Objective: Some lines of these records may hold the word "غلبة"; state how many, using only the number.

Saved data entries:
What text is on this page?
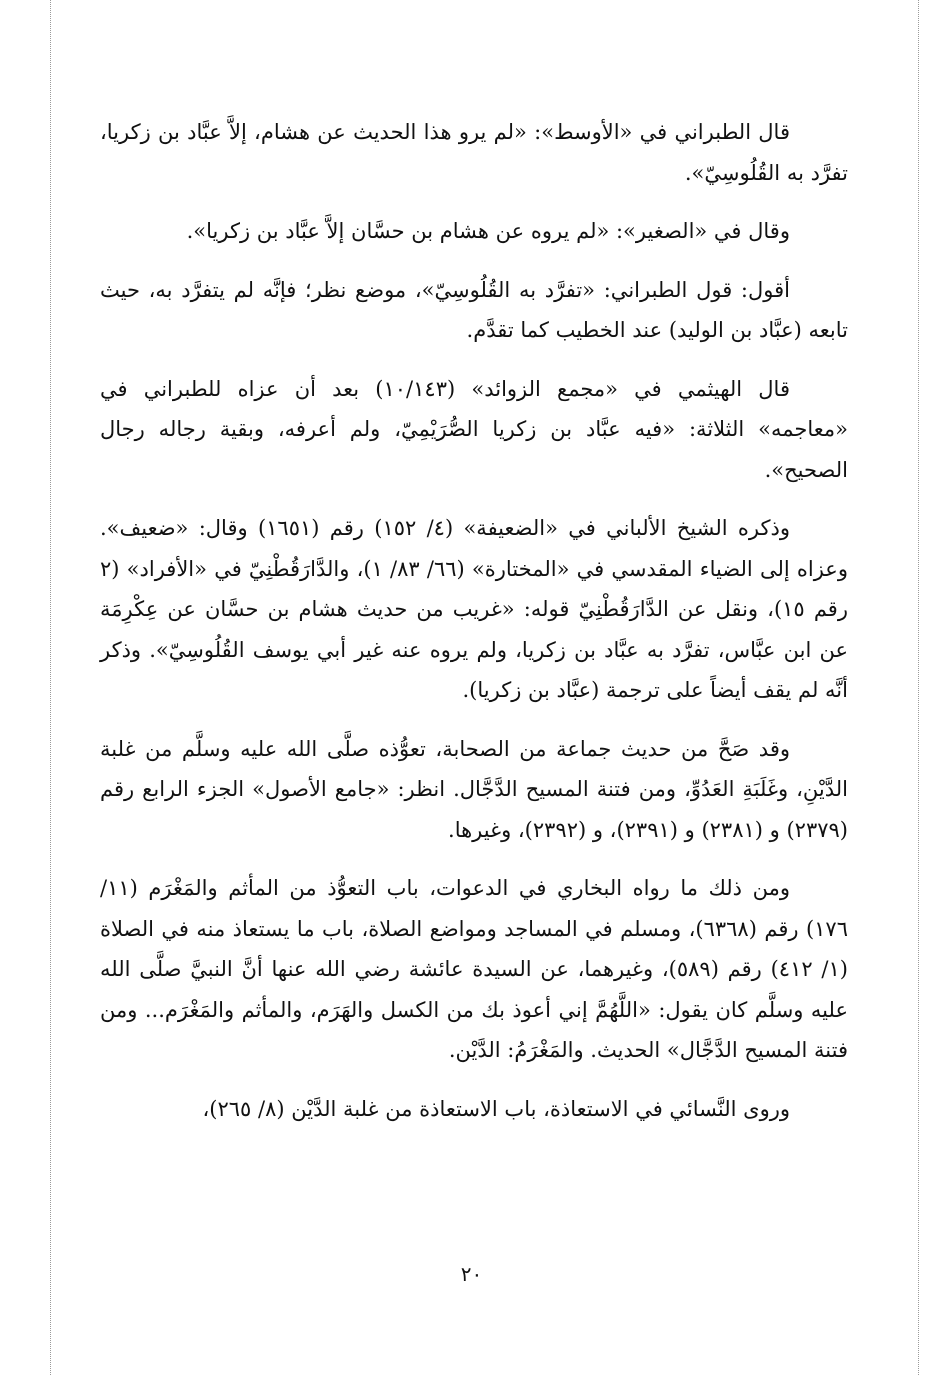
قال الطبراني في «الأوسط»: «لم يرو هذا الحديث عن هشام، إلاَّ عبَّاد بن زكريا، تفرَّد به القُلُوسِيّ».

وقال في «الصغير»: «لم يروه عن هشام بن حسَّان إلاَّ عبَّاد بن زكريا».

أقول: قول الطبراني: «تفرَّد به القُلُوسِيّ»، موضع نظر؛ فإنَّه لم يتفرَّد به، حيث تابعه (عبَّاد بن الوليد) عند الخطيب كما تقدَّم.

قال الهيثمي في «مجمع الزوائد» (١٠/١٤٣) بعد أن عزاه للطبراني في «معاجمه» الثلاثة: «فيه عبَّاد بن زكريا الصُّرَيْمِيّ، ولم أعرفه، وبقية رجاله رجال الصحيح».

وذكره الشيخ الألباني في «الضعيفة» (٤/ ١٥٢) رقم (١٦٥١) وقال: «ضعيف». وعزاه إلى الضياء المقدسي في «المختارة» (٦٦/ ٨٣/ ١)، والدَّارَقُطْنِيّ في «الأفراد» (٢ رقم ١٥)، ونقل عن الدَّارَقُطْنِيّ قوله: «غريب من حديث هشام بن حسَّان عن عِكْرِمَة عن ابن عبَّاس، تفرَّد به عبَّاد بن زكريا، ولم يروه عنه غير أبي يوسف القُلُوسِيّ». وذكر أنَّه لم يقف أيضاً على ترجمة (عبَّاد بن زكريا).

وقد صَحَّ من حديث جماعة من الصحابة، تعوُّذه صلَّى الله عليه وسلَّم من غلبة الدَّيْنِ، وغَلَبَةِ العَدُوِّ، ومن فتنة المسيح الدَّجَّال. انظر: «جامع الأصول» الجزء الرابع رقم (٢٣٧٩) و (٢٣٨١) و (٢٣٩١)، و (٢٣٩٢)، وغيرها.

ومن ذلك ما رواه البخاري في الدعوات، باب التعوُّذ من المأثم والمَغْرَم (١١/ ١٧٦) رقم (٦٣٦٨)، ومسلم في المساجد ومواضع الصلاة، باب ما يستعاذ منه في الصلاة (١/ ٤١٢) رقم (٥٨٩)، وغيرهما، عن السيدة عائشة رضي الله عنها أنَّ النبيَّ صلَّى الله عليه وسلَّم كان يقول: «اللَّهُمَّ إني أعوذ بك من الكسل والهَرَم، والمأثم والمَغْرَم... ومن فتنة المسيح الدَّجَّال» الحديث. والمَغْرَمُ: الدَّيْن.

وروى النَّسائي في الاستعاذة، باب الاستعاذة من غلبة الدَّيْن (٨/ ٢٦٥)،

٢٠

Correct result: 2